DATA EXTRACT =>
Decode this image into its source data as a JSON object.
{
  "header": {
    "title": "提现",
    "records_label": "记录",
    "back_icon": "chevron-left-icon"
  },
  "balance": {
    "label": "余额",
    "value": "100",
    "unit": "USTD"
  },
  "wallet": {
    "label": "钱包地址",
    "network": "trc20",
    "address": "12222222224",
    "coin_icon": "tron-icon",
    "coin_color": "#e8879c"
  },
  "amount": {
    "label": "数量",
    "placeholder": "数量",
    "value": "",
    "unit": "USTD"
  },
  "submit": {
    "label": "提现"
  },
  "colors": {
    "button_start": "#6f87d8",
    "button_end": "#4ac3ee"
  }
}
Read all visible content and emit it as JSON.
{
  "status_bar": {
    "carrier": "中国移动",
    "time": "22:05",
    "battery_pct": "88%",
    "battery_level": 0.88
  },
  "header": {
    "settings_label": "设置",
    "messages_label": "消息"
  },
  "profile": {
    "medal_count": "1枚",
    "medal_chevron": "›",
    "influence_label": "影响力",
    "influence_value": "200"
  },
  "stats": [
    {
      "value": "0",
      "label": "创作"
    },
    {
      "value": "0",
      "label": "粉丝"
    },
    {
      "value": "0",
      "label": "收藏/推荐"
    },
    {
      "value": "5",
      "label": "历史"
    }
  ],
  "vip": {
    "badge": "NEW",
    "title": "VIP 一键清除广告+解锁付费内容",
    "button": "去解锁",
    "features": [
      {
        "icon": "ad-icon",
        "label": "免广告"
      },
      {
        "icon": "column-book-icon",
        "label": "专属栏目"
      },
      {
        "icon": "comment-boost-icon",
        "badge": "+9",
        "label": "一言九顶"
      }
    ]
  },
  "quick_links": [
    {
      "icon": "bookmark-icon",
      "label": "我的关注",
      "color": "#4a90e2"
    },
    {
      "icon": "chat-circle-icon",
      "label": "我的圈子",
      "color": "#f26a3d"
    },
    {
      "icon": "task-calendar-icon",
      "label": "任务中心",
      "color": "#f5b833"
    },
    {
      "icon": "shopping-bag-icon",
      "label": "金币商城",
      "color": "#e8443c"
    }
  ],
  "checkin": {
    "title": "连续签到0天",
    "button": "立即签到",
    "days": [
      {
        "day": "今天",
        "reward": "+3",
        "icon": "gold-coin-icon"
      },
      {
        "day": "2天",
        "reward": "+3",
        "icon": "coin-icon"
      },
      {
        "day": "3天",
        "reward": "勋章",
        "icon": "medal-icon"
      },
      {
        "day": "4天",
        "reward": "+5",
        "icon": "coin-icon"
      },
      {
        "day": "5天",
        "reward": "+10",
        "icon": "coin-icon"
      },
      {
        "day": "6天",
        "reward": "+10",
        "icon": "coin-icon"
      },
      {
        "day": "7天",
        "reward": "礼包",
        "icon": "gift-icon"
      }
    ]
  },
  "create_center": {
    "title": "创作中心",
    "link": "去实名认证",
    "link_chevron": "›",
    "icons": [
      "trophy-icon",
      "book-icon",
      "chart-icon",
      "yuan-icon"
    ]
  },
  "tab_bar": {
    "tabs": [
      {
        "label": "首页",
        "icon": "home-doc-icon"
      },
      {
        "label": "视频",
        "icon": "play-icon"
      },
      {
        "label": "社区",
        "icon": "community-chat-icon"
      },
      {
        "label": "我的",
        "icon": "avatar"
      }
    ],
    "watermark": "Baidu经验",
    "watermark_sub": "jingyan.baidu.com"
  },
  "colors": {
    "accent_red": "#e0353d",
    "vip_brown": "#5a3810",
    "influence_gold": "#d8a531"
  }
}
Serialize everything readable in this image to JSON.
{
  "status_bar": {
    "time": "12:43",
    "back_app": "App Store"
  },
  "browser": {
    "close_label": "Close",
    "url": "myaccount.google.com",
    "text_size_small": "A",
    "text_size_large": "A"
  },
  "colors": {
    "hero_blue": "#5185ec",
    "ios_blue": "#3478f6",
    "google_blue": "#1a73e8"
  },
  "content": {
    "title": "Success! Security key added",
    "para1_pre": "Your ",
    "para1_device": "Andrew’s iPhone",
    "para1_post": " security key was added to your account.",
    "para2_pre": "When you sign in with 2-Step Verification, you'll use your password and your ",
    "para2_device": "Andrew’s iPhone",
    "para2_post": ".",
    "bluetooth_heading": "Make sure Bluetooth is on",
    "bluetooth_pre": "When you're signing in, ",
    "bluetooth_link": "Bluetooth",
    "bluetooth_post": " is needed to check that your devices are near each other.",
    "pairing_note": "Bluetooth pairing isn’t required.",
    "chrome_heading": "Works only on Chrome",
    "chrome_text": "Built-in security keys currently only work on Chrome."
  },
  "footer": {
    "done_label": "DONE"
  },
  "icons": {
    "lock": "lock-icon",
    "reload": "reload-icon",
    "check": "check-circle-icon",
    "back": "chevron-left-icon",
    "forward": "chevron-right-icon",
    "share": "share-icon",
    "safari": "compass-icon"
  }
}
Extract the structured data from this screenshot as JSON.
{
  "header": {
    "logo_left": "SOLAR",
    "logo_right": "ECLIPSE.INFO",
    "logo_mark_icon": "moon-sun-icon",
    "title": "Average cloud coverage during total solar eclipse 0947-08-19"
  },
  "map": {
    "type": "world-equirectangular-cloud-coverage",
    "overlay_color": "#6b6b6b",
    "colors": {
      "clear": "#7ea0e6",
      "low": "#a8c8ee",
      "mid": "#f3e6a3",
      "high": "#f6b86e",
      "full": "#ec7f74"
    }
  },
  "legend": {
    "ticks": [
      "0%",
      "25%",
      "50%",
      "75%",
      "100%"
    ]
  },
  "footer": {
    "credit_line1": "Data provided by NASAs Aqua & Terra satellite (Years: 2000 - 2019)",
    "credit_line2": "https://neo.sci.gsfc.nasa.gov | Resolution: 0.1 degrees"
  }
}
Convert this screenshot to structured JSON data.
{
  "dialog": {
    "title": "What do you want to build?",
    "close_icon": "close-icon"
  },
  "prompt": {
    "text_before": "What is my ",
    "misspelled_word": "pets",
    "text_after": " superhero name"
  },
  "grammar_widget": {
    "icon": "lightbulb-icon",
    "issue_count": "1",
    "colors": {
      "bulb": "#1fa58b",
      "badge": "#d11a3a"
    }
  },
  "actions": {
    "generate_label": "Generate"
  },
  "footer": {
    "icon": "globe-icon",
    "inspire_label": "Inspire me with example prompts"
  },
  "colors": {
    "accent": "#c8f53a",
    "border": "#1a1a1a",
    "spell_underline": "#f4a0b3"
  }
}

DESCRIPTION OF THE TASK => Search the listing for the word "iPhone" and return each line that holds it.

EXPECTED OUTPUT =>
    "para1_device": "Andrew’s iPhone",
    "para2_device": "Andrew’s iPhone",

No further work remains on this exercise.